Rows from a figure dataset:

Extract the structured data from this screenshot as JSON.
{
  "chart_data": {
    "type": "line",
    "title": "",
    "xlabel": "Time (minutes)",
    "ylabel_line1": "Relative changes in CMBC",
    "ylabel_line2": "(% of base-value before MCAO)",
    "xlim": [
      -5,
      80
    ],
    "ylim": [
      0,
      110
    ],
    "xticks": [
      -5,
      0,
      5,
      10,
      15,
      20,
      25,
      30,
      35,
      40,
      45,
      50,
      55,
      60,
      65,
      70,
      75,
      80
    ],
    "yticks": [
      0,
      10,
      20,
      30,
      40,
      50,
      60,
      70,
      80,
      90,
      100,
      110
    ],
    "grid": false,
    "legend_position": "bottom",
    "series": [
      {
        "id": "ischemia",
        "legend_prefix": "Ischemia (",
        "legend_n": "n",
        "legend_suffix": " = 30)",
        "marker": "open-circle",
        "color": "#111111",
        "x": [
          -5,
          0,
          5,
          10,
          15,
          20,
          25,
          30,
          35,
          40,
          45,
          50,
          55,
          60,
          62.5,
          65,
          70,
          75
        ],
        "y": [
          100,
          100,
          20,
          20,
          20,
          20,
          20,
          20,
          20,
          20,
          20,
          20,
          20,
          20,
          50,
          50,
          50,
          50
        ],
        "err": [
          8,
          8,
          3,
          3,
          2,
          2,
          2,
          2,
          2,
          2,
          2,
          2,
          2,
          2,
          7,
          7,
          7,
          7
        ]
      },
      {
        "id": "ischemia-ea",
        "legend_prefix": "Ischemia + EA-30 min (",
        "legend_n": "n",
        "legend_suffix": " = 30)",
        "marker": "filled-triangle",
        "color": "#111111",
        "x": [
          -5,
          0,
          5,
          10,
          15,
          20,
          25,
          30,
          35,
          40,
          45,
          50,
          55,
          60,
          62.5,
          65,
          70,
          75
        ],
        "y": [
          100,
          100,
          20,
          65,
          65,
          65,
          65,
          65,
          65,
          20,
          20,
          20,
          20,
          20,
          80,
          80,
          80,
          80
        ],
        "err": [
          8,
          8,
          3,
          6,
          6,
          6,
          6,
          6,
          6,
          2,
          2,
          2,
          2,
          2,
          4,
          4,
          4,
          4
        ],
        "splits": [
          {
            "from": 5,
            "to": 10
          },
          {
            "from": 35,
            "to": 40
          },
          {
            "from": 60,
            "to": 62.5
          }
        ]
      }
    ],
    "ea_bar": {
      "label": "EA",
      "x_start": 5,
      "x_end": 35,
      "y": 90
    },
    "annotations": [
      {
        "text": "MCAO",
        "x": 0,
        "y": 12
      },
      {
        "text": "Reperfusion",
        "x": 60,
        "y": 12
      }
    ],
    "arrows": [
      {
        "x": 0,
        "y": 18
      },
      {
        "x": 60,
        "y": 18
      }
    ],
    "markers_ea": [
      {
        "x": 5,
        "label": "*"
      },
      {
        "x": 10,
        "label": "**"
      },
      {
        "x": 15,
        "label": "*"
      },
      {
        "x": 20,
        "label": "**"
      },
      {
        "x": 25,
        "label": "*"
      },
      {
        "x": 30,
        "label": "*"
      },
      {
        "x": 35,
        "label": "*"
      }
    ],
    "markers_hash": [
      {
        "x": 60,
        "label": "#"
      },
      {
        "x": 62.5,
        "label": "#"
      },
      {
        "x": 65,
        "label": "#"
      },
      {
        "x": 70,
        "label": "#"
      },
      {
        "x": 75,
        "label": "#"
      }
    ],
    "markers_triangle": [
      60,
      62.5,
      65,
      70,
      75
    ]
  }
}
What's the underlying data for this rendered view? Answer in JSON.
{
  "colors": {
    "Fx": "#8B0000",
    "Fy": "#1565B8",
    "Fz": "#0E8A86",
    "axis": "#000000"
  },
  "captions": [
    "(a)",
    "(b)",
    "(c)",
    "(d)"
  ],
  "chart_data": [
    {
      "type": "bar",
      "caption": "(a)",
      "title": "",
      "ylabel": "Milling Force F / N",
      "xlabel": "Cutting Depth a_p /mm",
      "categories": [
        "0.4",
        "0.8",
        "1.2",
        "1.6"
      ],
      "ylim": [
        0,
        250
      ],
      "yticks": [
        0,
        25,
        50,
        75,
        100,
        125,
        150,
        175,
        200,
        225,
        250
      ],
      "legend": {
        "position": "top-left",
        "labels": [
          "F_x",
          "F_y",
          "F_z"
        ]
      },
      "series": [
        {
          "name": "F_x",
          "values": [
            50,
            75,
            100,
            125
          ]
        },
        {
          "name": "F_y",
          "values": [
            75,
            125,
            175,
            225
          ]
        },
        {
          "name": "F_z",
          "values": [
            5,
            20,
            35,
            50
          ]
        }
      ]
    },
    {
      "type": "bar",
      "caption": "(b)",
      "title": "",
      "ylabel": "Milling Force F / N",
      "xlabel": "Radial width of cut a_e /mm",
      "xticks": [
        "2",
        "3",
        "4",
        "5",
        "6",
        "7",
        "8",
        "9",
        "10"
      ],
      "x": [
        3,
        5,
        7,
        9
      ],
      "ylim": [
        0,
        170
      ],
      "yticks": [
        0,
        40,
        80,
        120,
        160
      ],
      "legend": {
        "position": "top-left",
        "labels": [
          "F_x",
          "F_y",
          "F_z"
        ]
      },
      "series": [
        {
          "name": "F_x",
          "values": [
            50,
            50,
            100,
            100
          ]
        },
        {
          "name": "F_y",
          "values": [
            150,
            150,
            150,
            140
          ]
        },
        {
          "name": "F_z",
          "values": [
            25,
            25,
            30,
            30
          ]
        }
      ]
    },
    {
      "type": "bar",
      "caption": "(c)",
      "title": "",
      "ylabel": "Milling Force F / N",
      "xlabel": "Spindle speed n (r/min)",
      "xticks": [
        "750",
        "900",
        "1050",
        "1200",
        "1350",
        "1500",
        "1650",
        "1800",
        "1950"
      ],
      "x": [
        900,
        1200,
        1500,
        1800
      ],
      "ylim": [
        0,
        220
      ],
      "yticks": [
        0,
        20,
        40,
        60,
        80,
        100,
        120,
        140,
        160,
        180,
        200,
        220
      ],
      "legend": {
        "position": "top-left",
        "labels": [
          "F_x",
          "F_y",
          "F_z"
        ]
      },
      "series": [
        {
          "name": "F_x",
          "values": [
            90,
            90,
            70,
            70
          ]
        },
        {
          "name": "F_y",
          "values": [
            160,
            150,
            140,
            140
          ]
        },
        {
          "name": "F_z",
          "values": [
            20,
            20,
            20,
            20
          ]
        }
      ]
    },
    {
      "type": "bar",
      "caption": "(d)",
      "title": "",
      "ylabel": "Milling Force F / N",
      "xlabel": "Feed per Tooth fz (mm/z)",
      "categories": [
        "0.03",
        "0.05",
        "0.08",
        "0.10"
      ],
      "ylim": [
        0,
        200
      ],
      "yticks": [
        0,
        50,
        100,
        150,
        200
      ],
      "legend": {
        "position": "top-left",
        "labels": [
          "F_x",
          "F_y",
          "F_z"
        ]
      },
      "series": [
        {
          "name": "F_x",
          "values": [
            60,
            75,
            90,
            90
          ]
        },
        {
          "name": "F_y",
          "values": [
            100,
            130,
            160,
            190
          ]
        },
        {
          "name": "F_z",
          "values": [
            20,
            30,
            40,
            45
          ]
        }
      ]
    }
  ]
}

--

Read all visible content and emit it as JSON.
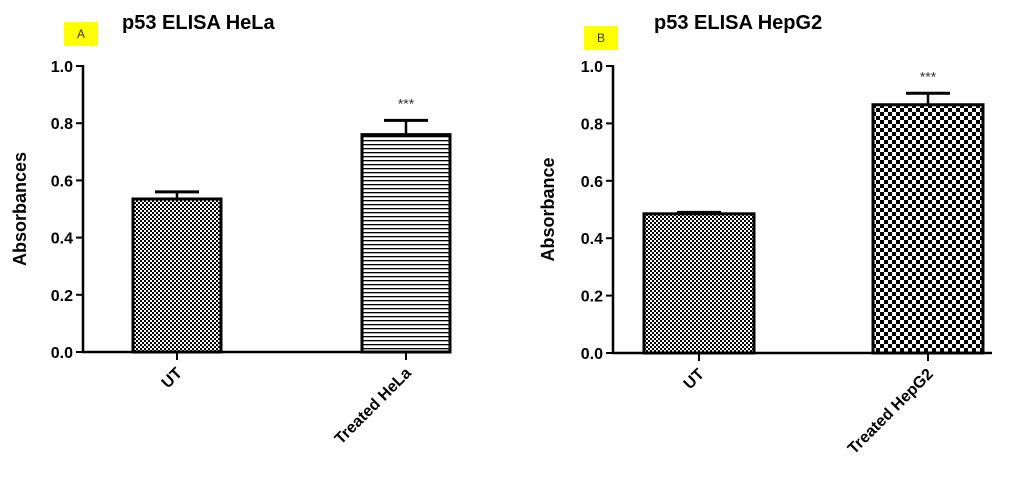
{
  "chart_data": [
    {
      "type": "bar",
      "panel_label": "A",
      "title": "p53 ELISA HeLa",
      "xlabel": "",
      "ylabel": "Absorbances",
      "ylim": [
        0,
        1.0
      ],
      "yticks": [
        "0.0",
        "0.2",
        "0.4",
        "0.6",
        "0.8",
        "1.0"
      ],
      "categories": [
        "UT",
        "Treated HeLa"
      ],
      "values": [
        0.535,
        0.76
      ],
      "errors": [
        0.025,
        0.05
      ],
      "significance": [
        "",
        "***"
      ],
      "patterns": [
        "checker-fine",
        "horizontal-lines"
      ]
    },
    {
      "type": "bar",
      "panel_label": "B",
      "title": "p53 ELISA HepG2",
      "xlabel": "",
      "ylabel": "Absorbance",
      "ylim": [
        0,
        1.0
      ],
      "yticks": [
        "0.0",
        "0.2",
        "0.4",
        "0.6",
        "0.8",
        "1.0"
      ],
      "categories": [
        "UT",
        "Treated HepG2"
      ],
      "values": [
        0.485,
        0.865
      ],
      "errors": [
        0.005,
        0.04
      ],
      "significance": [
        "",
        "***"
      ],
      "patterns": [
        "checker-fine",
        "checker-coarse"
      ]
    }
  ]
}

## THE REQUEST
Some lines of the data may hold the word "MCAO". Say how many do, with nothing else.

## FINAL ANSWER
2